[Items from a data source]
▬▬▬

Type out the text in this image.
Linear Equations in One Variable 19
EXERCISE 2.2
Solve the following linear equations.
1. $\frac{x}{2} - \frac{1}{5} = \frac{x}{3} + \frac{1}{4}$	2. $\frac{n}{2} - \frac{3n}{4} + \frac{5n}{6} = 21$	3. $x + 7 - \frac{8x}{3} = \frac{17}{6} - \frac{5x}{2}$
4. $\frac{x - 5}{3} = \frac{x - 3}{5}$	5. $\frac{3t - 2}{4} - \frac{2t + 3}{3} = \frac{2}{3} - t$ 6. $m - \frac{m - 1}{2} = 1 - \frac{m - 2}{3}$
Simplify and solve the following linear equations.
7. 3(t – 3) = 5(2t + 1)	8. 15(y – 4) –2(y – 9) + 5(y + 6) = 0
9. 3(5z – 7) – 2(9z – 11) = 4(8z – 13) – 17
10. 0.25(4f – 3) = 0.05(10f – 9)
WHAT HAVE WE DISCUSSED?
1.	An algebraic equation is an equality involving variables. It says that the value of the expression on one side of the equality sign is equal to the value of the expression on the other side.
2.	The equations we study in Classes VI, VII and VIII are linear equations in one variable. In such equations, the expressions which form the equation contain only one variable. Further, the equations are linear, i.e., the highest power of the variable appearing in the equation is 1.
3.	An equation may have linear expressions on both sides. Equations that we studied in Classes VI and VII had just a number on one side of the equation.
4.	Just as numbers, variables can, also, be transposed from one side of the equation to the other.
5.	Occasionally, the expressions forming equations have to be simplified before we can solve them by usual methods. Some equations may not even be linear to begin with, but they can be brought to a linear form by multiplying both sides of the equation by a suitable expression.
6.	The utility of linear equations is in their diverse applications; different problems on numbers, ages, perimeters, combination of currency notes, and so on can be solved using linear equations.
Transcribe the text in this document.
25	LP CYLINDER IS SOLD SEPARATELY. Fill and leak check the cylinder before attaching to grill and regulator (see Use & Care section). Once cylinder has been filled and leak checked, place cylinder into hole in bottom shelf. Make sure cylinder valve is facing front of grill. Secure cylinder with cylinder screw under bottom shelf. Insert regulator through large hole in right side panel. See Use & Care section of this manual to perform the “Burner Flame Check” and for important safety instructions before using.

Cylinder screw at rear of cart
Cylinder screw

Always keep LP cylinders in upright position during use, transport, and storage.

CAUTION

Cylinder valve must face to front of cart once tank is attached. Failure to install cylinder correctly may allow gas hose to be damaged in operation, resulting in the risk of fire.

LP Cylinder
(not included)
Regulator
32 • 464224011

▬▬▬

All of the data must be returned exactly.

Type out the text in this image.
Linear Equations in One Variable 19
EXERCISE 2.2
Solve the following linear equations.
1. $\frac{x}{2} - \frac{1}{5} = \frac{x}{3} + \frac{1}{4}$	2. $\frac{n}{2} - \frac{3n}{4} + \frac{5n}{6} = 21$	3. $x + 7 - \frac{8x}{3} = \frac{17}{6} - \frac{5x}{2}$
4. $\frac{x - 5}{3} = \frac{x - 3}{5}$	5. $\frac{3t - 2}{4} - \frac{2t + 3}{3} = \frac{2}{3} - t$ 6. $m - \frac{m - 1}{2} = 1 - \frac{m - 2}{3}$
Simplify and solve the following linear equations.
7. 3(t – 3) = 5(2t + 1)	8. 15(y – 4) –2(y – 9) + 5(y + 6) = 0
9. 3(5z – 7) – 2(9z – 11) = 4(8z – 13) – 17
10. 0.25(4f – 3) = 0.05(10f – 9)
WHAT HAVE WE DISCUSSED?
1.	An algebraic equation is an equality involving variables. It says that the value of the expression on one side of the equality sign is equal to the value of the expression on the other side.
2.	The equations we study in Classes VI, VII and VIII are linear equations in one variable. In such equations, the expressions which form the equation contain only one variable. Further, the equations are linear, i.e., the highest power of the variable appearing in the equation is 1.
3.	An equation may have linear expressions on both sides. Equations that we studied in Classes VI and VII had just a number on one side of the equation.
4.	Just as numbers, variables can, also, be transposed from one side of the equation to the other.
5.	Occasionally, the expressions forming equations have to be simplified before we can solve them by usual methods. Some equations may not even be linear to begin with, but they can be brought to a linear form by multiplying both sides of the equation by a suitable expression.
6.	The utility of linear equations is in their diverse applications; different problems on numbers, ages, perimeters, combination of currency notes, and so on can be solved using linear equations.
Transcribe the text in this document.
25	LP CYLINDER IS SOLD SEPARATELY. Fill and leak check the cylinder before attaching to grill and regulator (see Use & Care section). Once cylinder has been filled and leak checked, place cylinder into hole in bottom shelf. Make sure cylinder valve is facing front of grill. Secure cylinder with cylinder screw under bottom shelf. Insert regulator through large hole in right side panel. See Use & Care section of this manual to perform the “Burner Flame Check” and for important safety instructions before using.

Cylinder screw at rear of cart
Cylinder screw

Always keep LP cylinders in upright position during use, transport, and storage.

CAUTION

Cylinder valve must face to front of cart once tank is attached. Failure to install cylinder correctly may allow gas hose to be damaged in operation, resulting in the risk of fire.

LP Cylinder
(not included)
Regulator
32 • 464224011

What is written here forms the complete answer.